■ Set problem
From the listing below, pull out all lines with "lumber" in them.

Some records
▼

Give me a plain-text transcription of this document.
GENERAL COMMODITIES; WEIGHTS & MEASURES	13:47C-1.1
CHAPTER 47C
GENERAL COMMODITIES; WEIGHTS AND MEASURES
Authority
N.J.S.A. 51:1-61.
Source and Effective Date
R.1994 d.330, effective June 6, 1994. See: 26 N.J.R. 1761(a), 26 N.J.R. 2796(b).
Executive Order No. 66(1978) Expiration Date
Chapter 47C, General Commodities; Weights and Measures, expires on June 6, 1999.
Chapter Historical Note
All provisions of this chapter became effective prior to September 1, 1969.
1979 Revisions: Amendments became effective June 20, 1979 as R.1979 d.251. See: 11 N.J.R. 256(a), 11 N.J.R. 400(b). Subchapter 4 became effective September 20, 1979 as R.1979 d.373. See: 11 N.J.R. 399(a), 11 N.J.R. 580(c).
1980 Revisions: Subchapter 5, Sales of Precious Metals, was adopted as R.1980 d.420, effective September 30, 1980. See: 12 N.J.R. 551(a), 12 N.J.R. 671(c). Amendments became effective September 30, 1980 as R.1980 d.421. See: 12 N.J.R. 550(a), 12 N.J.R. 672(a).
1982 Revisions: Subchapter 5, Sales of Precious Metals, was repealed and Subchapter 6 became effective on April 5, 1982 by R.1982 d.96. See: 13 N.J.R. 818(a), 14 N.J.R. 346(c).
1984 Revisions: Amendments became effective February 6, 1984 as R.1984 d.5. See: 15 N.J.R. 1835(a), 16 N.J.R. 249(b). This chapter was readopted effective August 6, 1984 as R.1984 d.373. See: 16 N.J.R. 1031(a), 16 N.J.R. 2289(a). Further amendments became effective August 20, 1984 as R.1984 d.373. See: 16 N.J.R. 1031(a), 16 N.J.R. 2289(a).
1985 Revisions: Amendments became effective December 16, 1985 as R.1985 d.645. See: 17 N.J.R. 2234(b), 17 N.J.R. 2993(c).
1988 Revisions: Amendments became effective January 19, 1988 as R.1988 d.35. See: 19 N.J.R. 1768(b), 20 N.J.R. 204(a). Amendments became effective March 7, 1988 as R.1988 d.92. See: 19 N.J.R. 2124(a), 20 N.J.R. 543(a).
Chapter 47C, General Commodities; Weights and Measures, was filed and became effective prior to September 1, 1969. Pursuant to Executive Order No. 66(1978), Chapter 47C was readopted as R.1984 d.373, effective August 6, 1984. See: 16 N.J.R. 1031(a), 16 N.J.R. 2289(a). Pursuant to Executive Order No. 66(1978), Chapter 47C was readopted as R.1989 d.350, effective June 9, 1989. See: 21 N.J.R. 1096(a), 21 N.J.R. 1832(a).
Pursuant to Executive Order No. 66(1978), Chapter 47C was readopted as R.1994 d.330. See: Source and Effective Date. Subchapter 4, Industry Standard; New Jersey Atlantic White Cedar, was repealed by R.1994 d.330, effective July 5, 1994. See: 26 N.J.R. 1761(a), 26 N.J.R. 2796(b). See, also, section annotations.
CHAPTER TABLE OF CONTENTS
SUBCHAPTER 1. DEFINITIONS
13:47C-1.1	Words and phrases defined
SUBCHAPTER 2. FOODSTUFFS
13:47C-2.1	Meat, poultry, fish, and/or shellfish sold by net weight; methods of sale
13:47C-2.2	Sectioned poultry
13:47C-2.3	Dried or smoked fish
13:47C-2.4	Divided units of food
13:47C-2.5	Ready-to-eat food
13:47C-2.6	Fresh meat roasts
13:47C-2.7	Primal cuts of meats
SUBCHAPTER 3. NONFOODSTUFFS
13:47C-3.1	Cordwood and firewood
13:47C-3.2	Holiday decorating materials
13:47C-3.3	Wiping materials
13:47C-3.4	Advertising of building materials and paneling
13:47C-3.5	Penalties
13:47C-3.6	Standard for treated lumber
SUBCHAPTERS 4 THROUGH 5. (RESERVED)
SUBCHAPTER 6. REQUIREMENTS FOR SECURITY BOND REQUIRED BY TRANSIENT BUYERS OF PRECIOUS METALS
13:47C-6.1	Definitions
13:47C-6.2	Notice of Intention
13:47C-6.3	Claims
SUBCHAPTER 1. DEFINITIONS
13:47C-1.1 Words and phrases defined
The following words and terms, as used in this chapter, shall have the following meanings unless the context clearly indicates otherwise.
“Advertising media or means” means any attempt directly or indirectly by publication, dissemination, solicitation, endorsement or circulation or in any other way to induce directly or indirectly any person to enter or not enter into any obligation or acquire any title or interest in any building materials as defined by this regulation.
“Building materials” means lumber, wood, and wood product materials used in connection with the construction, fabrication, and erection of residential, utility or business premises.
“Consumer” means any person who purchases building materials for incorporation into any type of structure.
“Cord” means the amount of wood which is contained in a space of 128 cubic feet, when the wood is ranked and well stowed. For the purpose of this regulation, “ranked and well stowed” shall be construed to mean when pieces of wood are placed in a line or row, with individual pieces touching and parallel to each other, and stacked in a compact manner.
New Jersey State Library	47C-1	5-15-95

▲

■ Solution for this exercise
13:47C-3.6	Standard for treated lumber
“Building materials” means lumber, wood, and wood product materials used in connection with the construction, fabrication, and erection of residential, utility or business premises.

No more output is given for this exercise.